▶ EXERCISE TASK
What follows is a set of records, each of which is to be written out exactly.

◆ ◆ ◆

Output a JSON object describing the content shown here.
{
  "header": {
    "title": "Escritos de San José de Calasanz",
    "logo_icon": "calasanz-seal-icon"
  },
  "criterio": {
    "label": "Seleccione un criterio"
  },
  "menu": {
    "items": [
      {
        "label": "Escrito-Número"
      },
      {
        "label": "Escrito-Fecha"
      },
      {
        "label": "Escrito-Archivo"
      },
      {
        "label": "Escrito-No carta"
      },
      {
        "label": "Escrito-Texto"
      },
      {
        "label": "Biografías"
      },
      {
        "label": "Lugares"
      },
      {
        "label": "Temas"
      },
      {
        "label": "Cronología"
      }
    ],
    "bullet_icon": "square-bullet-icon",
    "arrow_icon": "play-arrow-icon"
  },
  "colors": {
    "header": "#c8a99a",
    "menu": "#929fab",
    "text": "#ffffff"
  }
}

◆ ◆ ◆

▶ PROBLEM SOLUTION
Output a JSON object describing the content shown here.
{
  "header": {
    "title": "Escritos de San José de Calasanz",
    "logo_icon": "calasanz-seal-icon"
  },
  "criterio": {
    "label": "Seleccione un criterio"
  },
  "menu": {
    "items": [
      {
        "label": "Escrito-Número"
      },
      {
        "label": "Escrito-Fecha"
      },
      {
        "label": "Escrito-Archivo"
      },
      {
        "label": "Escrito-No carta"
      },
      {
        "label": "Escrito-Texto"
      },
      {
        "label": "Biografías"
      },
      {
        "label": "Lugares"
      },
      {
        "label": "Temas"
      },
      {
        "label": "Cronología"
      }
    ],
    "bullet_icon": "square-bullet-icon",
    "arrow_icon": "play-arrow-icon"
  },
  "colors": {
    "header": "#c8a99a",
    "menu": "#929fab",
    "text": "#ffffff"
  }
}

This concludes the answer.